» STATED EXERCISE: In your copy, repeat the records exactly and leave out the pictures.

» RECORDS FOR THIS TASK:

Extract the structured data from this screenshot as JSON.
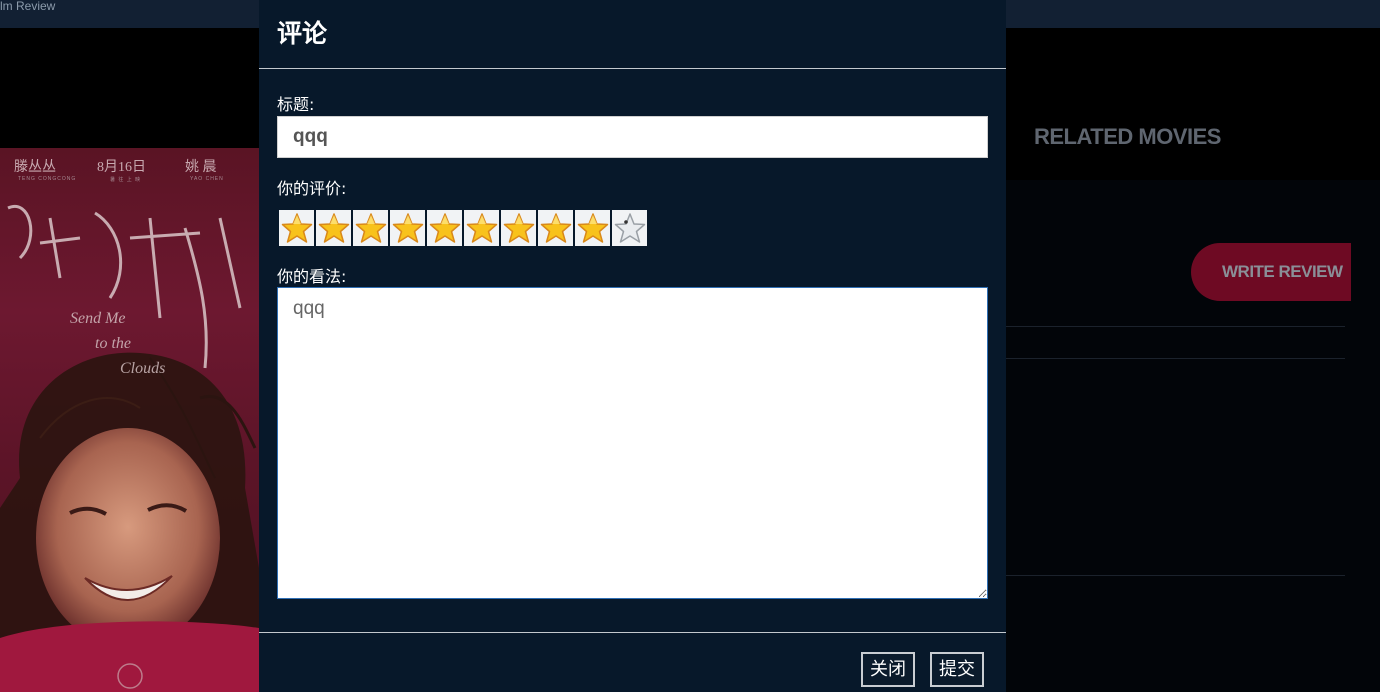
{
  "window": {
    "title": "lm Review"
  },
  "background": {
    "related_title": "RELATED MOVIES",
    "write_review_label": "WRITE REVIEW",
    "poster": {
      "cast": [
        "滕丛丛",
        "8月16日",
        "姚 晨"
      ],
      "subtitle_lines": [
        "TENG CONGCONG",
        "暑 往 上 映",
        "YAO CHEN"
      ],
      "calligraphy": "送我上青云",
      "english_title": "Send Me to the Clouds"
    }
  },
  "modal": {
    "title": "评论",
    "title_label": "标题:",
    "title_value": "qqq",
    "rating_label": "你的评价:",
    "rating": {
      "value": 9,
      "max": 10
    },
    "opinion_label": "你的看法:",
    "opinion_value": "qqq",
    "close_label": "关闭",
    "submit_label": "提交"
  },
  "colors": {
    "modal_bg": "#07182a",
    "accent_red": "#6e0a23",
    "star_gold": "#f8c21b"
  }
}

» ANSWER FOR THE TASK:
Extract the structured data from this screenshot as JSON.
{
  "window": {
    "title": "lm Review"
  },
  "background": {
    "related_title": "RELATED MOVIES",
    "write_review_label": "WRITE REVIEW",
    "poster": {
      "cast": [
        "滕丛丛",
        "8月16日",
        "姚 晨"
      ],
      "subtitle_lines": [
        "TENG CONGCONG",
        "暑 往 上 映",
        "YAO CHEN"
      ],
      "calligraphy": "送我上青云",
      "english_title": "Send Me to the Clouds"
    }
  },
  "modal": {
    "title": "评论",
    "title_label": "标题:",
    "title_value": "qqq",
    "rating_label": "你的评价:",
    "rating": {
      "value": 9,
      "max": 10
    },
    "opinion_label": "你的看法:",
    "opinion_value": "qqq",
    "close_label": "关闭",
    "submit_label": "提交"
  },
  "colors": {
    "modal_bg": "#07182a",
    "accent_red": "#6e0a23",
    "star_gold": "#f8c21b"
  }
}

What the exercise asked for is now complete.